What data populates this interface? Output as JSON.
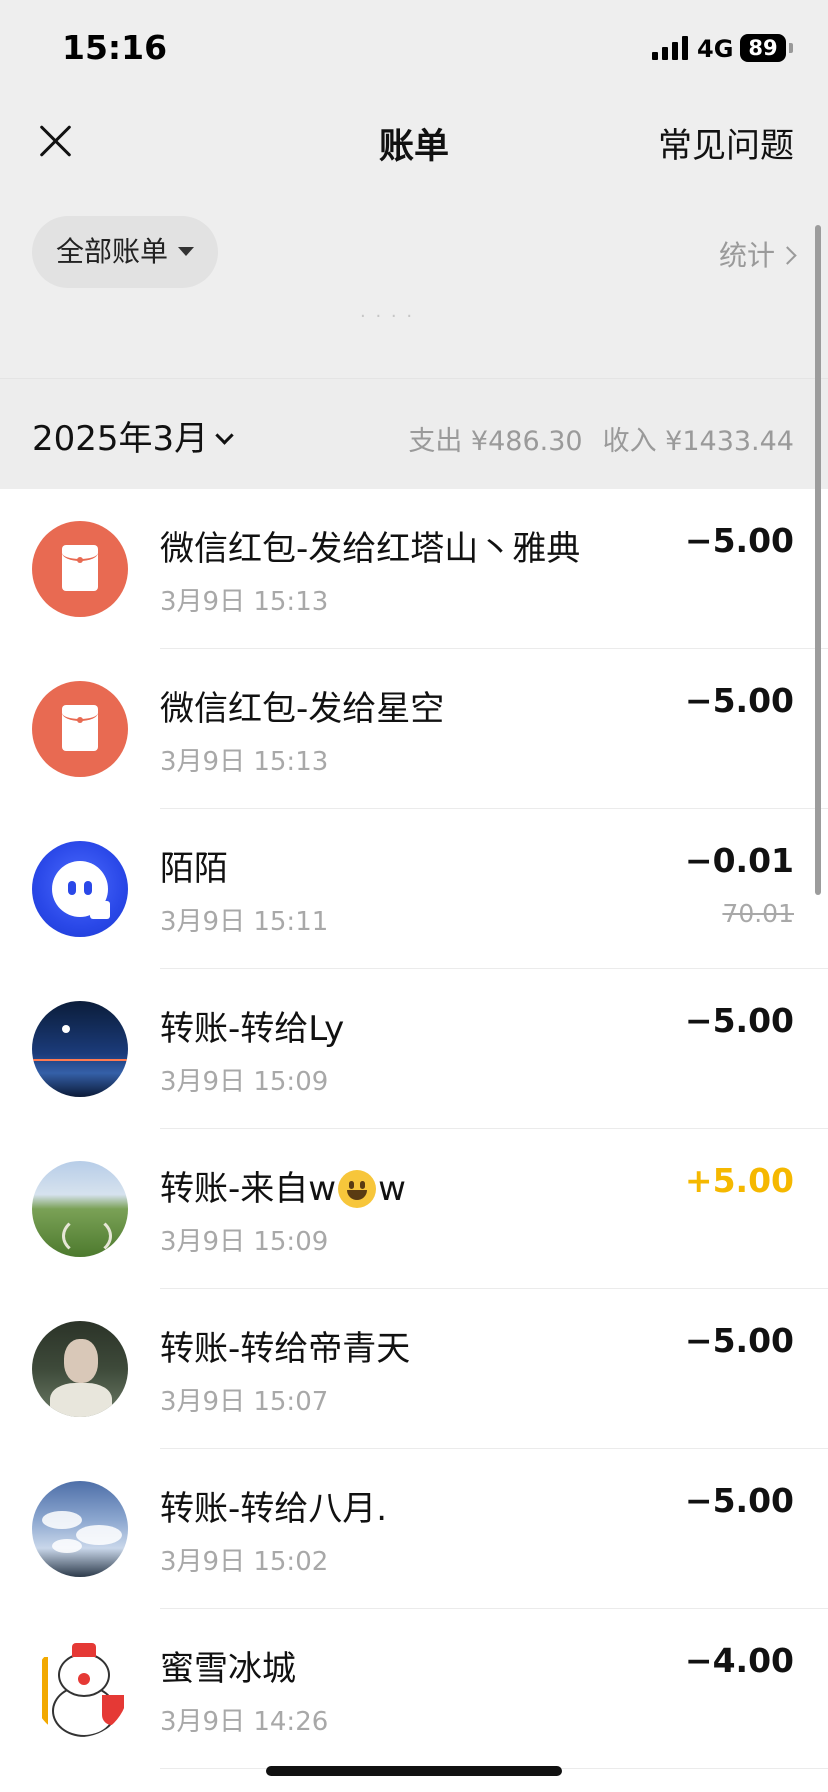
{
  "status_bar": {
    "time": "15:16",
    "network": "4G",
    "battery": "89"
  },
  "nav": {
    "title": "账单",
    "faq_label": "常见问题"
  },
  "filter": {
    "label": "全部账单"
  },
  "stats": {
    "label": "统计"
  },
  "month_section": {
    "month_label": "2025年3月",
    "expense_label": "支出 ¥486.30",
    "income_label": "收入 ¥1433.44"
  },
  "transactions": [
    {
      "name": "微信红包-发给红塔山丶雅典",
      "time": "3月9日 15:13",
      "amount": "−5.00",
      "avatar": "red-packet-icon"
    },
    {
      "name": "微信红包-发给星空",
      "time": "3月9日 15:13",
      "amount": "−5.00",
      "avatar": "red-packet-icon"
    },
    {
      "name": "陌陌",
      "time": "3月9日 15:11",
      "amount": "−0.01",
      "original_amount": "70.01",
      "avatar": "momo-logo"
    },
    {
      "name": "转账-转给Ly",
      "time": "3月9日 15:09",
      "amount": "−5.00",
      "avatar": "night-photo"
    },
    {
      "name_prefix": "转账-来自w",
      "name_emoji": "grinning-face-emoji",
      "name_suffix": "w",
      "time": "3月9日 15:09",
      "amount": "+5.00",
      "avatar": "grassland-photo"
    },
    {
      "name": "转账-转给帝青天",
      "time": "3月9日 15:07",
      "amount": "−5.00",
      "avatar": "portrait-photo"
    },
    {
      "name": "转账-转给八月.",
      "time": "3月9日 15:02",
      "amount": "−5.00",
      "avatar": "sky-photo"
    },
    {
      "name": "蜜雪冰城",
      "time": "3月9日 14:26",
      "amount": "−4.00",
      "avatar": "mixue-snowman-logo"
    }
  ],
  "colors": {
    "income": "#f5b800",
    "red_packet": "#e86a52",
    "momo_blue": "#2a48e8",
    "background_gray": "#eeeeee"
  }
}
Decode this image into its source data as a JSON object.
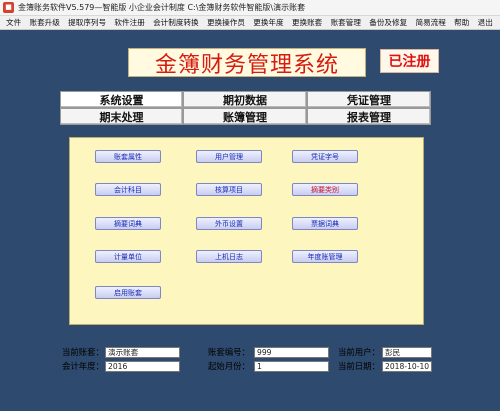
{
  "window": {
    "title": "金簿账务软件V5.579—智能版 小企业会计制度   C:\\金簿财务软件智能版\\演示账套",
    "icon": "app-logo-icon"
  },
  "menu": [
    "文件",
    "账套升级",
    "提取序列号",
    "软件注册",
    "会计制度转换",
    "更换操作员",
    "更换年度",
    "更换账套",
    "账套管理",
    "备份及修复",
    "简易流程",
    "帮助",
    "退出"
  ],
  "header": {
    "title": "金簿财务管理系统",
    "registered": "已注册"
  },
  "tabs": [
    "系统设置",
    "期初数据",
    "凭证管理",
    "期末处理",
    "账簿管理",
    "报表管理"
  ],
  "active_tab": "系统设置",
  "buttons": [
    "账套属性",
    "用户管理",
    "凭证字号",
    "会计科目",
    "核算项目",
    "摘要类别",
    "摘要词典",
    "外币设置",
    "票据词典",
    "计量单位",
    "上机日志",
    "年度账管理",
    "启用账套"
  ],
  "status": {
    "current_account_label": "当前账套：",
    "current_account_value": "演示账套",
    "account_no_label": "账套编号：",
    "account_no_value": "999",
    "current_user_label": "当前用户：",
    "current_user_value": "彭民",
    "fiscal_year_label": "会计年度：",
    "fiscal_year_value": "2016",
    "start_month_label": "起始月份：",
    "start_month_value": "1",
    "current_date_label": "当前日期：",
    "current_date_value": "2018-10-10"
  },
  "colors": {
    "background": "#2e4a6e",
    "panel": "#fdf6bf",
    "title_red": "#d61c10",
    "button_text": "#1a2bb8"
  }
}
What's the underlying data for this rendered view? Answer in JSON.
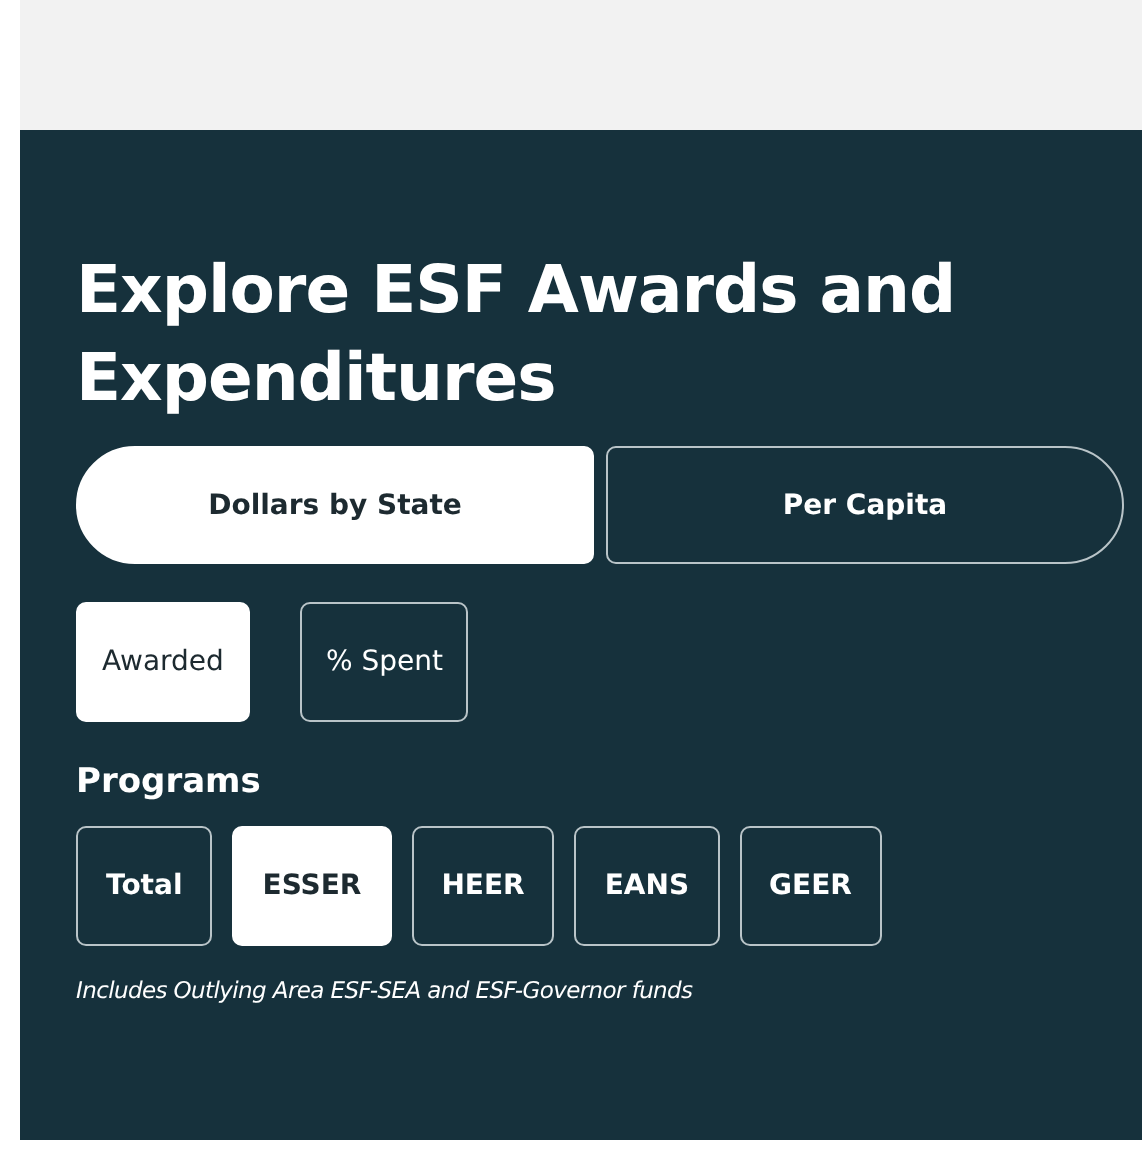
{
  "title": "Explore ESF Awards and Expenditures",
  "views": [
    {
      "label": "Dollars by State",
      "selected": true
    },
    {
      "label": "Per Capita",
      "selected": false
    }
  ],
  "measures": [
    {
      "label": "Awarded",
      "selected": true
    },
    {
      "label": "% Spent",
      "selected": false
    }
  ],
  "programs_heading": "Programs",
  "programs": [
    {
      "label": "Total",
      "selected": false
    },
    {
      "label": "ESSER",
      "selected": true
    },
    {
      "label": "HEER",
      "selected": false
    },
    {
      "label": "EANS",
      "selected": false
    },
    {
      "label": "GEER",
      "selected": false
    }
  ],
  "note": "Includes Outlying Area ESF-SEA and ESF-Governor funds"
}
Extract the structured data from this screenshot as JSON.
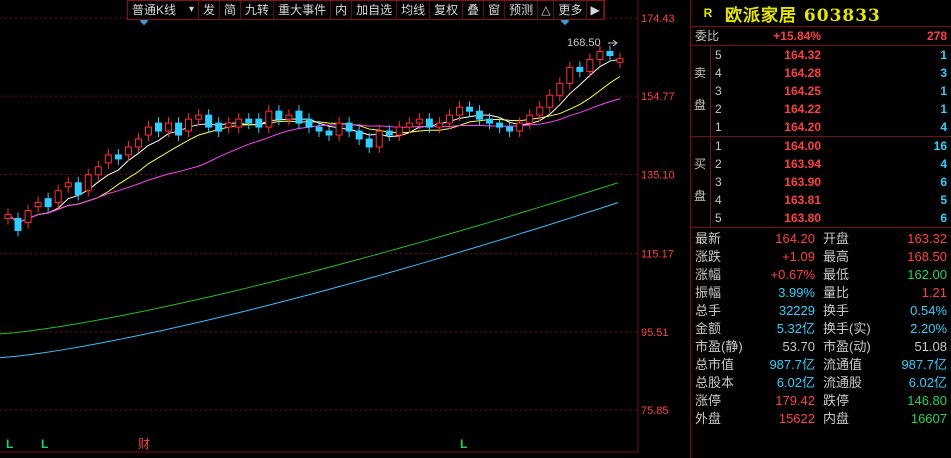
{
  "toolbar": {
    "items": [
      "普通K线",
      "发",
      "简",
      "九转",
      "重大事件",
      "内",
      "加自选",
      "均线",
      "复权",
      "叠",
      "窗",
      "预测",
      "△",
      "更多",
      "▶"
    ],
    "selector_arrow": "▾"
  },
  "chart": {
    "price_labels": [
      "174.43",
      "154.77",
      "135.10",
      "115.17",
      "95.51",
      "75.85"
    ],
    "price_levels": [
      174.43,
      154.77,
      135.1,
      115.17,
      95.51,
      75.85
    ],
    "high_label": "168.50",
    "bottom_markers": [
      "L",
      "L",
      "财",
      "L"
    ],
    "colors": {
      "up": "#ff3030",
      "down": "#33ccff",
      "ma5": "#ffffff",
      "ma10": "#ffff40",
      "ma20": "#ff40ff",
      "ma30": "#20c020",
      "ma60": "#33c0ff",
      "grid": "#7a0e0e"
    }
  },
  "chart_data": {
    "type": "candlestick",
    "y_range": [
      75.85,
      174.43
    ],
    "close": [
      125,
      121,
      126,
      128,
      127,
      131,
      133,
      130,
      135,
      137,
      140,
      139,
      142,
      144,
      147,
      146,
      148,
      145,
      149,
      150,
      147,
      146,
      148,
      149,
      148,
      147,
      151,
      149,
      150,
      148,
      147,
      146,
      145,
      148,
      146,
      144,
      142,
      146,
      145,
      147,
      148,
      149,
      147,
      148,
      150,
      152,
      151,
      149,
      148,
      147,
      146,
      148,
      150,
      152,
      155,
      158,
      162,
      161,
      164,
      166,
      165,
      164.2
    ],
    "opens": [
      124,
      124,
      123,
      127,
      129,
      128,
      132,
      133,
      131,
      135,
      138,
      140,
      140,
      142,
      145,
      148,
      146,
      148,
      146,
      149,
      150,
      148,
      147,
      147,
      149,
      149,
      147,
      151,
      149,
      151,
      149,
      147,
      146,
      145,
      148,
      146,
      144,
      142,
      146,
      145,
      147,
      148,
      149,
      147,
      148,
      150,
      152,
      151,
      149,
      148,
      147,
      146,
      148,
      150,
      152,
      155,
      158,
      162,
      161,
      164,
      166,
      163.32
    ]
  },
  "quote": {
    "r_tag": "R",
    "name": "欧派家居 603833",
    "weibi_label": "委比",
    "weibi_pct": "+15.84%",
    "weibi_val": "278",
    "sell_label_1": "卖",
    "sell_label_2": "盘",
    "buy_label_1": "买",
    "buy_label_2": "盘",
    "sell": [
      {
        "lvl": "5",
        "price": "164.32",
        "vol": "1"
      },
      {
        "lvl": "4",
        "price": "164.28",
        "vol": "3"
      },
      {
        "lvl": "3",
        "price": "164.25",
        "vol": "1"
      },
      {
        "lvl": "2",
        "price": "164.22",
        "vol": "1"
      },
      {
        "lvl": "1",
        "price": "164.20",
        "vol": "4"
      }
    ],
    "buy": [
      {
        "lvl": "1",
        "price": "164.00",
        "vol": "16"
      },
      {
        "lvl": "2",
        "price": "163.94",
        "vol": "4"
      },
      {
        "lvl": "3",
        "price": "163.90",
        "vol": "6"
      },
      {
        "lvl": "4",
        "price": "163.81",
        "vol": "5"
      },
      {
        "lvl": "5",
        "price": "163.80",
        "vol": "6"
      }
    ],
    "stats": [
      {
        "l1": "最新",
        "v1": "164.20",
        "c1": "red",
        "l2": "开盘",
        "v2": "163.32",
        "c2": "red"
      },
      {
        "l1": "涨跌",
        "v1": "+1.09",
        "c1": "red",
        "l2": "最高",
        "v2": "168.50",
        "c2": "red"
      },
      {
        "l1": "涨幅",
        "v1": "+0.67%",
        "c1": "red",
        "l2": "最低",
        "v2": "162.00",
        "c2": "green"
      },
      {
        "l1": "振幅",
        "v1": "3.99%",
        "c1": "cyan",
        "l2": "量比",
        "v2": "1.21",
        "c2": "red"
      },
      {
        "l1": "总手",
        "v1": "32229",
        "c1": "cyan",
        "l2": "换手",
        "v2": "0.54%",
        "c2": "cyan"
      },
      {
        "l1": "金额",
        "v1": "5.32亿",
        "c1": "cyan",
        "l2": "换手(实)",
        "v2": "2.20%",
        "c2": "cyan"
      },
      {
        "l1": "市盈(静)",
        "v1": "53.70",
        "c1": "grey",
        "l2": "市盈(动)",
        "v2": "51.08",
        "c2": "grey"
      },
      {
        "l1": "总市值",
        "v1": "987.7亿",
        "c1": "cyan",
        "l2": "流通值",
        "v2": "987.7亿",
        "c2": "cyan"
      },
      {
        "l1": "总股本",
        "v1": "6.02亿",
        "c1": "cyan",
        "l2": "流通股",
        "v2": "6.02亿",
        "c2": "cyan"
      },
      {
        "l1": "涨停",
        "v1": "179.42",
        "c1": "red",
        "l2": "跌停",
        "v2": "146.80",
        "c2": "green"
      },
      {
        "l1": "外盘",
        "v1": "15622",
        "c1": "red",
        "l2": "内盘",
        "v2": "16607",
        "c2": "green"
      }
    ]
  }
}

What you will do ->
Report only the number of lines in the data above that contain "演示账套".

Task response ->
2